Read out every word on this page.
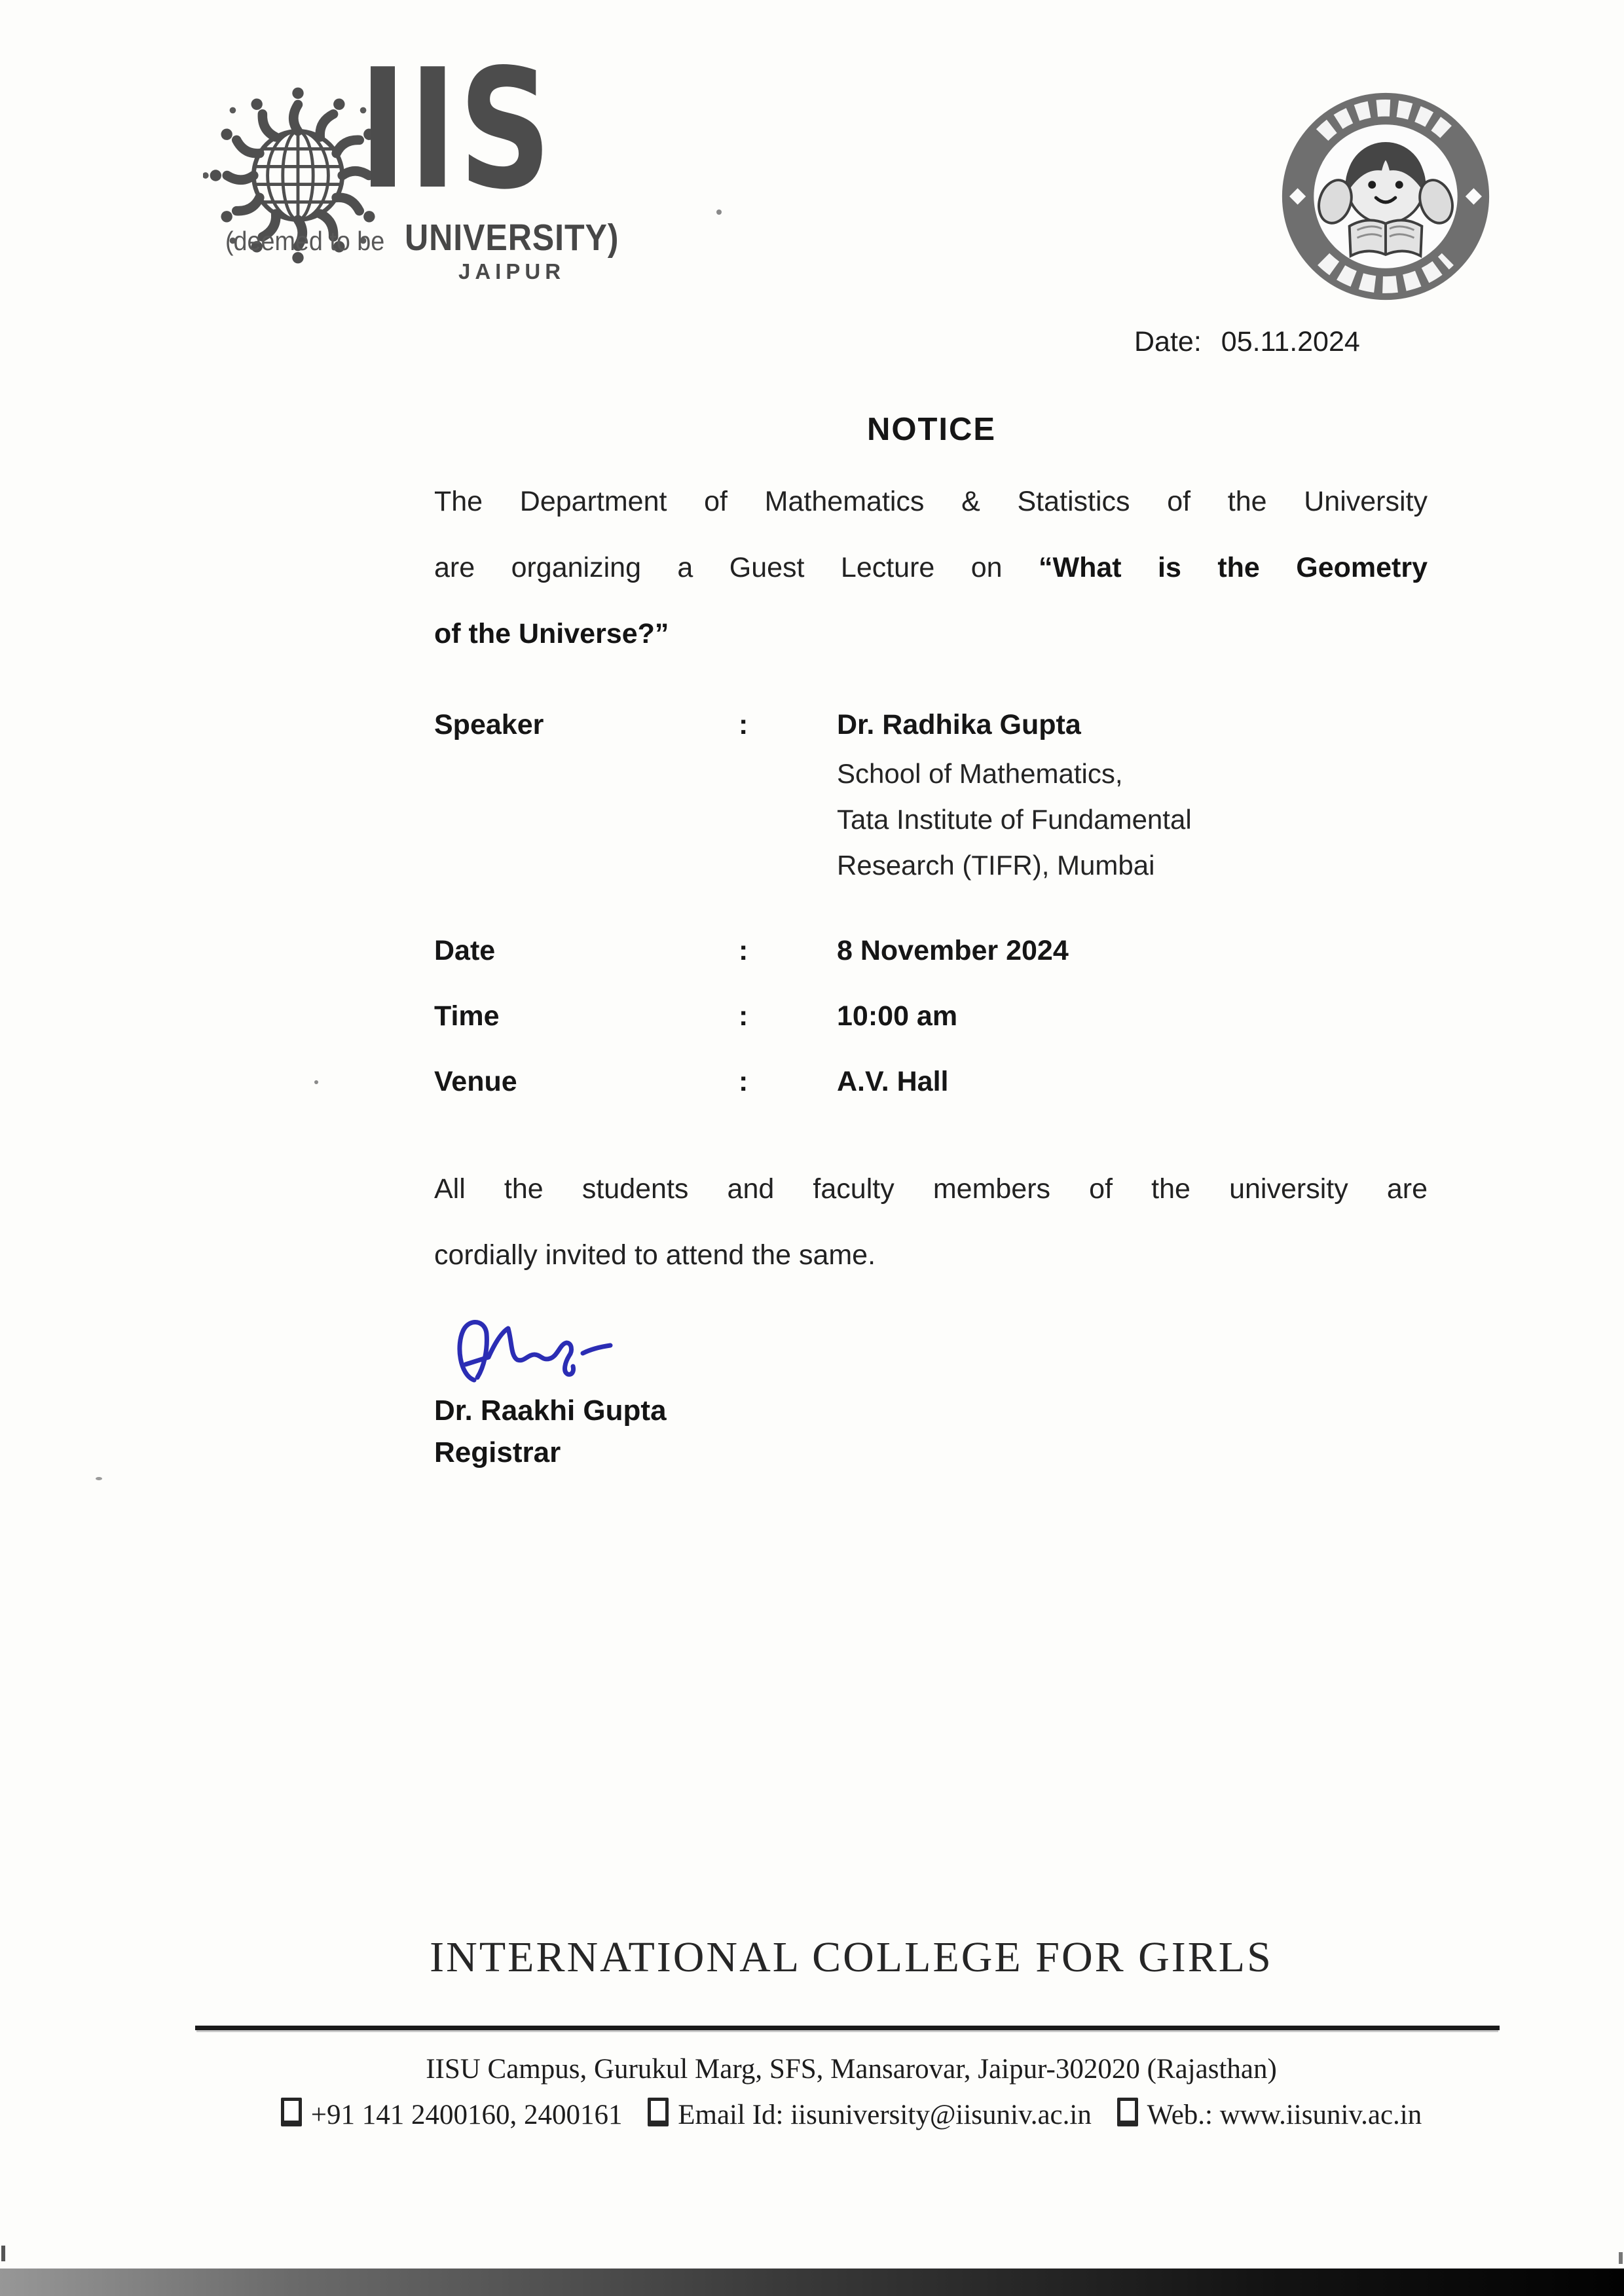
IIS
(deemed to be UNIVERSITY)
JAIPUR
Date: 05.11.2024
NOTICE
The Department of Mathematics & Statistics of the University
are organizing a Guest Lecture on “What is the Geometry
of the Universe?”
Speaker	:	Dr. Radhika Gupta
School of Mathematics,
Tata Institute of Fundamental
Research (TIFR), Mumbai
Date	:	8 November 2024
Time	:	10:00 am
Venue	:	A.V. Hall
All the students and faculty members of the university are
cordially invited to attend the same.
Dr. Raakhi Gupta
Registrar
INTERNATIONAL COLLEGE FOR GIRLS
IISU Campus, Gurukul Marg, SFS, Mansarovar, Jaipur-302020 (Rajasthan)
+91 141 2400160, 2400161 Email Id: iisuniversity@iisuniv.ac.in Web.: www.iisuniv.ac.in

########

> Problem requirements
Repeat each line of the records above exactly, but do not copy the pictures.

> Result of the task
Read out every word on this page.
IIS
(deemed to be UNIVERSITY)
JAIPUR
Date: 05.11.2024
NOTICE
The Department of Mathematics & Statistics of the University
are organizing a Guest Lecture on “What is the Geometry
of the Universe?”
Speaker	:	Dr. Radhika Gupta
School of Mathematics,
Tata Institute of Fundamental
Research (TIFR), Mumbai
Date	:	8 November 2024
Time	:	10:00 am
Venue	:	A.V. Hall
All the students and faculty members of the university are
cordially invited to attend the same.
Dr. Raakhi Gupta
Registrar
INTERNATIONAL COLLEGE FOR GIRLS
IISU Campus, Gurukul Marg, SFS, Mansarovar, Jaipur-302020 (Rajasthan)
+91 141 2400160, 2400161 Email Id: iisuniversity@iisuniv.ac.in Web.: www.iisuniv.ac.in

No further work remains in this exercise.